TASK: Down to the final line, return the records unchanged.

INPUT DATA:
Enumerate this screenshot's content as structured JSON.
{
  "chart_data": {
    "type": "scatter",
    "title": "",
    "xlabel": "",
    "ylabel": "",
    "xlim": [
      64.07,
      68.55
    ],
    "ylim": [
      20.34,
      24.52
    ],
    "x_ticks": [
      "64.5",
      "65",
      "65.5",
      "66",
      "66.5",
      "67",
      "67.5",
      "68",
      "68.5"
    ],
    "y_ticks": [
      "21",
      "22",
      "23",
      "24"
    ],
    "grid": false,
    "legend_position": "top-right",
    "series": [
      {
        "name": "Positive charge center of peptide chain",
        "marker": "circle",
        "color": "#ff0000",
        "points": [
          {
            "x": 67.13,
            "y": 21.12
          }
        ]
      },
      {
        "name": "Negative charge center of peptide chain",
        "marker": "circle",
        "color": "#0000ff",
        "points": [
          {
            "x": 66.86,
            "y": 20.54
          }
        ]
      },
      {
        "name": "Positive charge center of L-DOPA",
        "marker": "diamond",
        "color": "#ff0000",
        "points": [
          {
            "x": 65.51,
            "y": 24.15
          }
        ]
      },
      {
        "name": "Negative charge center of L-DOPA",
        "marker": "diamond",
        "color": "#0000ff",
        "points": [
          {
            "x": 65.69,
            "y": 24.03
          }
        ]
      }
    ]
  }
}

THE ANSWER:
Enumerate this screenshot's content as structured JSON.
{
  "chart_data": {
    "type": "scatter",
    "title": "",
    "xlabel": "",
    "ylabel": "",
    "xlim": [
      64.07,
      68.55
    ],
    "ylim": [
      20.34,
      24.52
    ],
    "x_ticks": [
      "64.5",
      "65",
      "65.5",
      "66",
      "66.5",
      "67",
      "67.5",
      "68",
      "68.5"
    ],
    "y_ticks": [
      "21",
      "22",
      "23",
      "24"
    ],
    "grid": false,
    "legend_position": "top-right",
    "series": [
      {
        "name": "Positive charge center of peptide chain",
        "marker": "circle",
        "color": "#ff0000",
        "points": [
          {
            "x": 67.13,
            "y": 21.12
          }
        ]
      },
      {
        "name": "Negative charge center of peptide chain",
        "marker": "circle",
        "color": "#0000ff",
        "points": [
          {
            "x": 66.86,
            "y": 20.54
          }
        ]
      },
      {
        "name": "Positive charge center of L-DOPA",
        "marker": "diamond",
        "color": "#ff0000",
        "points": [
          {
            "x": 65.51,
            "y": 24.15
          }
        ]
      },
      {
        "name": "Negative charge center of L-DOPA",
        "marker": "diamond",
        "color": "#0000ff",
        "points": [
          {
            "x": 65.69,
            "y": 24.03
          }
        ]
      }
    ]
  }
}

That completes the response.